Excerpt from a dataset
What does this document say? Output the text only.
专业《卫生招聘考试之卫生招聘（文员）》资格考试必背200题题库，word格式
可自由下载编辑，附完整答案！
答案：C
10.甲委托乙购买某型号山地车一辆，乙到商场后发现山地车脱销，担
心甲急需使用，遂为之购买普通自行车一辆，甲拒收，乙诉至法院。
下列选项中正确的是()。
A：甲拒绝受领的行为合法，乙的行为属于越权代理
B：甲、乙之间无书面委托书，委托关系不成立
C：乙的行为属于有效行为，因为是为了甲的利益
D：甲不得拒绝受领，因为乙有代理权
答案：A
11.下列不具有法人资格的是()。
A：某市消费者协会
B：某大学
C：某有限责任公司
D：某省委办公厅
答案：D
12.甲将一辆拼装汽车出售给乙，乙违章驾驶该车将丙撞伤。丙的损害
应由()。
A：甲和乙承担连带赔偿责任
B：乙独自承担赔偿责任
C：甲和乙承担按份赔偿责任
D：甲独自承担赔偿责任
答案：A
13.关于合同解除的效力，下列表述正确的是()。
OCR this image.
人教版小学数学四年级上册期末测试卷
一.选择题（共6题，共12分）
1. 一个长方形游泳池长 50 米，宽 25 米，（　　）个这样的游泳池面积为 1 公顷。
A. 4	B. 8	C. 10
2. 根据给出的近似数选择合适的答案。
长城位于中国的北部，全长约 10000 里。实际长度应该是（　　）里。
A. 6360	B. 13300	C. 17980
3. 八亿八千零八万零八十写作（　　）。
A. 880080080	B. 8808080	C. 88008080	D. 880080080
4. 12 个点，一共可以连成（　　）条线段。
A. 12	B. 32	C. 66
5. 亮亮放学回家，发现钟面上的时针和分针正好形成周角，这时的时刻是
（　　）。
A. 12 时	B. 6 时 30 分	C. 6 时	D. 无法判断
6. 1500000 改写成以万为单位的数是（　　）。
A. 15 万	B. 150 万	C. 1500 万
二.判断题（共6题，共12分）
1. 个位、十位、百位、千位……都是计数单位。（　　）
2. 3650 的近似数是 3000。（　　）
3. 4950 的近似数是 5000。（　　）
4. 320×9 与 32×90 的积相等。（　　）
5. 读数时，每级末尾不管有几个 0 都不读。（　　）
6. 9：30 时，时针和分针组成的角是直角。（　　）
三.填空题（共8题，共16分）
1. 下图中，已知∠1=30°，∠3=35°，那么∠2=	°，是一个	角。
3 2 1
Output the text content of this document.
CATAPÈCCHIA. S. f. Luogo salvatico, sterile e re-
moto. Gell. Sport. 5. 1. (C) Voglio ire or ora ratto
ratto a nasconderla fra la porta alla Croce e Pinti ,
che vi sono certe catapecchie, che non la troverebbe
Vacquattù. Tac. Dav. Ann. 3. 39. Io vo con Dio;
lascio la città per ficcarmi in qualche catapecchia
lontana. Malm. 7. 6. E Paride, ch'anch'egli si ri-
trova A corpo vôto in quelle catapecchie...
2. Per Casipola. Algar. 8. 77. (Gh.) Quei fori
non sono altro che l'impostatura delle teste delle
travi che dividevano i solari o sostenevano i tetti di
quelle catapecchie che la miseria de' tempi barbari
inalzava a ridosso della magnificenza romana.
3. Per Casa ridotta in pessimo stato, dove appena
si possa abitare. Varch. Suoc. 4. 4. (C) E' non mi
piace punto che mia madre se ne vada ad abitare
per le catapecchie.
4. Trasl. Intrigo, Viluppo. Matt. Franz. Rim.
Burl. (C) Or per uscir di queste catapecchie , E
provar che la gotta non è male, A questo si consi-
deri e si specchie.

• [Short problem]: Reproduce all the data word for word.

• [Completed exercise]:
What does this document say? Output the text only.
专业《卫生招聘考试之卫生招聘（文员）》资格考试必背200题题库，word格式
可自由下载编辑，附完整答案！
答案：C
10.甲委托乙购买某型号山地车一辆，乙到商场后发现山地车脱销，担
心甲急需使用，遂为之购买普通自行车一辆，甲拒收，乙诉至法院。
下列选项中正确的是()。
A：甲拒绝受领的行为合法，乙的行为属于越权代理
B：甲、乙之间无书面委托书，委托关系不成立
C：乙的行为属于有效行为，因为是为了甲的利益
D：甲不得拒绝受领，因为乙有代理权
答案：A
11.下列不具有法人资格的是()。
A：某市消费者协会
B：某大学
C：某有限责任公司
D：某省委办公厅
答案：D
12.甲将一辆拼装汽车出售给乙，乙违章驾驶该车将丙撞伤。丙的损害
应由()。
A：甲和乙承担连带赔偿责任
B：乙独自承担赔偿责任
C：甲和乙承担按份赔偿责任
D：甲独自承担赔偿责任
答案：A
13.关于合同解除的效力，下列表述正确的是()。
OCR this image.
人教版小学数学四年级上册期末测试卷
一.选择题（共6题，共12分）
1. 一个长方形游泳池长 50 米，宽 25 米，（　　）个这样的游泳池面积为 1 公顷。
A. 4	B. 8	C. 10
2. 根据给出的近似数选择合适的答案。
长城位于中国的北部，全长约 10000 里。实际长度应该是（　　）里。
A. 6360	B. 13300	C. 17980
3. 八亿八千零八万零八十写作（　　）。
A. 880080080	B. 8808080	C. 88008080	D. 880080080
4. 12 个点，一共可以连成（　　）条线段。
A. 12	B. 32	C. 66
5. 亮亮放学回家，发现钟面上的时针和分针正好形成周角，这时的时刻是
（　　）。
A. 12 时	B. 6 时 30 分	C. 6 时	D. 无法判断
6. 1500000 改写成以万为单位的数是（　　）。
A. 15 万	B. 150 万	C. 1500 万
二.判断题（共6题，共12分）
1. 个位、十位、百位、千位……都是计数单位。（　　）
2. 3650 的近似数是 3000。（　　）
3. 4950 的近似数是 5000。（　　）
4. 320×9 与 32×90 的积相等。（　　）
5. 读数时，每级末尾不管有几个 0 都不读。（　　）
6. 9：30 时，时针和分针组成的角是直角。（　　）
三.填空题（共8题，共16分）
1. 下图中，已知∠1=30°，∠3=35°，那么∠2=	°，是一个	角。
3 2 1
Output the text content of this document.
CATAPÈCCHIA. S. f. Luogo salvatico, sterile e re-
moto. Gell. Sport. 5. 1. (C) Voglio ire or ora ratto
ratto a nasconderla fra la porta alla Croce e Pinti ,
che vi sono certe catapecchie, che non la troverebbe
Vacquattù. Tac. Dav. Ann. 3. 39. Io vo con Dio;
lascio la città per ficcarmi in qualche catapecchia
lontana. Malm. 7. 6. E Paride, ch'anch'egli si ri-
trova A corpo vôto in quelle catapecchie...
2. Per Casipola. Algar. 8. 77. (Gh.) Quei fori
non sono altro che l'impostatura delle teste delle
travi che dividevano i solari o sostenevano i tetti di
quelle catapecchie che la miseria de' tempi barbari
inalzava a ridosso della magnificenza romana.
3. Per Casa ridotta in pessimo stato, dove appena
si possa abitare. Varch. Suoc. 4. 4. (C) E' non mi
piace punto che mia madre se ne vada ad abitare
per le catapecchie.
4. Trasl. Intrigo, Viluppo. Matt. Franz. Rim.
Burl. (C) Or per uscir di queste catapecchie , E
provar che la gotta non è male, A questo si consi-
deri e si specchie.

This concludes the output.